Stored items
┌──
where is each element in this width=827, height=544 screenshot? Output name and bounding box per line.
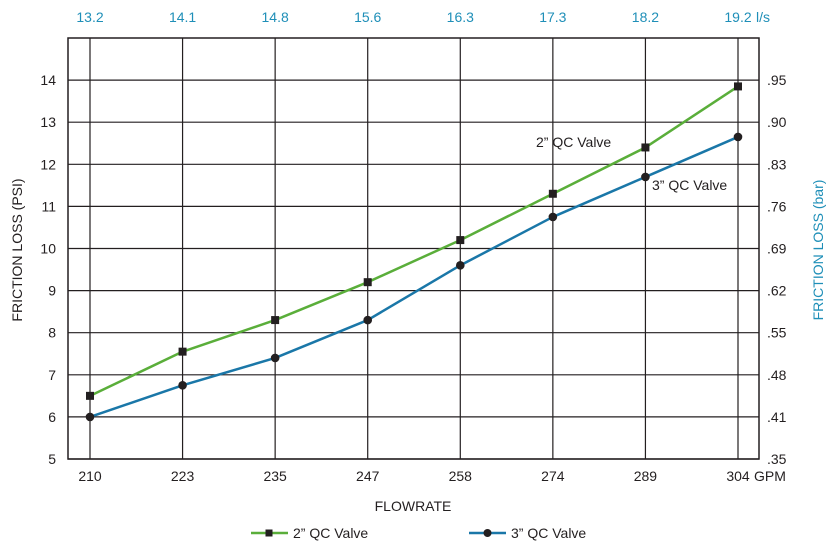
- right-axis-tick-label: .76: [767, 198, 787, 214]
- data-point-2in-qc-valve: [734, 82, 742, 91]
- data-point-3in-qc-valve: [270, 353, 280, 363]
- y-tick-label: 5: [48, 451, 56, 467]
- x-tick-label: 223: [171, 468, 195, 484]
- tick-labels: 210 223 235 247 258 274 289 304 GPM 13.2 14.1 14.8 1…: [40, 9, 786, 484]
- data-point-3in-qc-valve: [641, 172, 650, 182]
- legend-circle-marker-icon: [483, 529, 492, 537]
- x-axis-title: FLOWRATE: [375, 498, 452, 514]
- right-axis-tick-label: .90: [767, 114, 787, 130]
- plot-frame: [67, 37, 760, 460]
- x-tick-label: 235: [263, 468, 287, 484]
- top-axis-tick-label: 14.8: [262, 9, 289, 25]
- annotation-3in-qc-valve: 3” QC Valve: [652, 177, 727, 193]
- data-point-3in-qc-valve: [178, 381, 187, 390]
- data-point-2in-qc-valve: [271, 316, 280, 325]
- y-tick-label: 10: [40, 241, 56, 257]
- right-axis-tick-label: .95: [767, 72, 787, 88]
- top-axis-tick-label: 19.2: [724, 9, 751, 25]
- right-axis-tick-label: .55: [767, 325, 787, 341]
- y-tick-label: 13: [40, 114, 56, 130]
- data-point-2in-qc-valve: [641, 143, 650, 152]
- top-axis-unit-label: l/s: [756, 9, 770, 25]
- y-tick-label: 8: [48, 325, 56, 341]
- x-tick-label: 289: [634, 468, 658, 484]
- data-point-3in-qc-valve: [733, 132, 743, 142]
- y-tick-label: 9: [48, 283, 56, 299]
- top-axis-tick-label: 18.2: [632, 9, 659, 25]
- x-unit-label: GPM: [754, 468, 786, 484]
- data-point-3in-qc-valve: [85, 412, 95, 422]
- y-tick-label: 7: [48, 367, 56, 383]
- y-tick-label: 14: [40, 72, 56, 88]
- y-axis-title-right: FRICTION LOSS (bar): [810, 180, 826, 321]
- right-axis-tick-label: .62: [767, 283, 787, 299]
- top-axis-tick-label: 13.2: [76, 9, 103, 25]
- data-point-3in-qc-valve: [455, 261, 465, 270]
- y-tick-label: 11: [41, 198, 56, 214]
- legend-square-marker-icon: [265, 529, 273, 537]
- y-tick-label: 12: [40, 156, 56, 172]
- legend: 2” QC Valve 3” QC Valve: [251, 525, 586, 541]
- y-axis-title-left: FRICTION LOSS (PSI): [9, 178, 25, 321]
- x-tick-label: 247: [356, 468, 380, 484]
- series-line-3in-qc-valve: [89, 135, 739, 419]
- x-tick-label: 258: [449, 468, 473, 484]
- right-axis-tick-label: .83: [767, 156, 787, 172]
- legend-label-2in: 2” QC Valve: [293, 525, 368, 541]
- right-axis-tick-label: .41: [767, 409, 787, 425]
- grid-lines: [68, 38, 759, 460]
- data-point-3in-qc-valve: [548, 212, 558, 222]
- x-tick-label: 274: [541, 468, 565, 484]
- series-line-2in-qc-valve: [89, 85, 739, 397]
- data-point-2in-qc-valve: [178, 347, 187, 356]
- data-point-2in-qc-valve: [548, 189, 557, 198]
- legend-label-3in: 3” QC Valve: [511, 525, 586, 541]
- data-point-2in-qc-valve: [363, 278, 372, 287]
- right-axis-tick-label: .48: [767, 367, 787, 383]
- data-point-2in-qc-valve: [86, 391, 94, 400]
- y-tick-label: 6: [48, 409, 56, 425]
- x-tick-label: 210: [78, 468, 102, 484]
- top-axis-tick-label: 15.6: [354, 9, 381, 25]
- data-point-2in-qc-valve: [456, 236, 465, 245]
- x-tick-label: 304: [726, 468, 750, 484]
- series-layer: [85, 82, 743, 422]
- right-axis-tick-label: .69: [767, 241, 787, 257]
- top-axis-tick-label: 16.3: [447, 9, 474, 25]
- annotation-2in-qc-valve: 2” QC Valve: [536, 134, 611, 150]
- data-point-3in-qc-valve: [363, 315, 373, 325]
- top-axis-tick-label: 14.1: [169, 9, 196, 25]
- right-axis-tick-label: .35: [767, 451, 787, 467]
- top-axis-tick-label: 17.3: [539, 9, 566, 25]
└──
### Written instruction
Reproduce all of the material above line for line, without the picture.

### Task result
where is each element in this width=827, height=544 screenshot? Output name and bounding box per line.
- right-axis-tick-label: .76: [767, 198, 787, 214]
- data-point-2in-qc-valve: [734, 82, 742, 91]
- data-point-3in-qc-valve: [270, 353, 280, 363]
- y-tick-label: 5: [48, 451, 56, 467]
- x-tick-label: 223: [171, 468, 195, 484]
- tick-labels: 210 223 235 247 258 274 289 304 GPM 13.2 14.1 14.8 1…: [40, 9, 786, 484]
- data-point-3in-qc-valve: [641, 172, 650, 182]
- legend-circle-marker-icon: [483, 529, 492, 537]
- x-axis-title: FLOWRATE: [375, 498, 452, 514]
- right-axis-tick-label: .90: [767, 114, 787, 130]
- plot-frame: [67, 37, 760, 460]
- x-tick-label: 235: [263, 468, 287, 484]
- top-axis-tick-label: 14.8: [262, 9, 289, 25]
- annotation-3in-qc-valve: 3” QC Valve: [652, 177, 727, 193]
- data-point-3in-qc-valve: [178, 381, 187, 390]
- data-point-2in-qc-valve: [271, 316, 280, 325]
- y-tick-label: 10: [40, 241, 56, 257]
- right-axis-tick-label: .95: [767, 72, 787, 88]
- top-axis-tick-label: 19.2: [724, 9, 751, 25]
- right-axis-tick-label: .55: [767, 325, 787, 341]
- y-tick-label: 13: [40, 114, 56, 130]
- data-point-2in-qc-valve: [641, 143, 650, 152]
- top-axis-unit-label: l/s: [756, 9, 770, 25]
- y-tick-label: 8: [48, 325, 56, 341]
- x-tick-label: 289: [634, 468, 658, 484]
- data-point-3in-qc-valve: [733, 132, 743, 142]
- y-tick-label: 9: [48, 283, 56, 299]
- top-axis-tick-label: 18.2: [632, 9, 659, 25]
- x-unit-label: GPM: [754, 468, 786, 484]
- data-point-3in-qc-valve: [85, 412, 95, 422]
- y-tick-label: 7: [48, 367, 56, 383]
- y-tick-label: 14: [40, 72, 56, 88]
- y-axis-title-right: FRICTION LOSS (bar): [810, 180, 826, 321]
- right-axis-tick-label: .62: [767, 283, 787, 299]
- top-axis-tick-label: 13.2: [76, 9, 103, 25]
- data-point-3in-qc-valve: [455, 261, 465, 270]
- y-tick-label: 11: [41, 198, 56, 214]
- legend-square-marker-icon: [265, 529, 273, 537]
- y-tick-label: 12: [40, 156, 56, 172]
- legend: 2” QC Valve 3” QC Valve: [251, 525, 586, 541]
- y-axis-title-left: FRICTION LOSS (PSI): [9, 178, 25, 321]
- x-tick-label: 247: [356, 468, 380, 484]
- series-line-3in-qc-valve: [89, 135, 739, 419]
- x-tick-label: 258: [449, 468, 473, 484]
- right-axis-tick-label: .83: [767, 156, 787, 172]
- legend-label-2in: 2” QC Valve: [293, 525, 368, 541]
- right-axis-tick-label: .41: [767, 409, 787, 425]
- grid-lines: [68, 38, 759, 460]
- data-point-3in-qc-valve: [548, 212, 558, 222]
- x-tick-label: 274: [541, 468, 565, 484]
- series-line-2in-qc-valve: [89, 85, 739, 397]
- data-point-2in-qc-valve: [178, 347, 187, 356]
- data-point-2in-qc-valve: [548, 189, 557, 198]
- legend-label-3in: 3” QC Valve: [511, 525, 586, 541]
- data-point-2in-qc-valve: [363, 278, 372, 287]
- right-axis-tick-label: .48: [767, 367, 787, 383]
- data-point-2in-qc-valve: [86, 391, 94, 400]
- y-tick-label: 6: [48, 409, 56, 425]
- x-tick-label: 210: [78, 468, 102, 484]
- top-axis-tick-label: 15.6: [354, 9, 381, 25]
- data-point-2in-qc-valve: [456, 236, 465, 245]
- x-tick-label: 304: [726, 468, 750, 484]
- series-layer: [85, 82, 743, 422]
- right-axis-tick-label: .69: [767, 241, 787, 257]
- top-axis-tick-label: 16.3: [447, 9, 474, 25]
- annotation-2in-qc-valve: 2” QC Valve: [536, 134, 611, 150]
- data-point-3in-qc-valve: [363, 315, 373, 325]
- top-axis-tick-label: 14.1: [169, 9, 196, 25]
- right-axis-tick-label: .35: [767, 451, 787, 467]
- top-axis-tick-label: 17.3: [539, 9, 566, 25]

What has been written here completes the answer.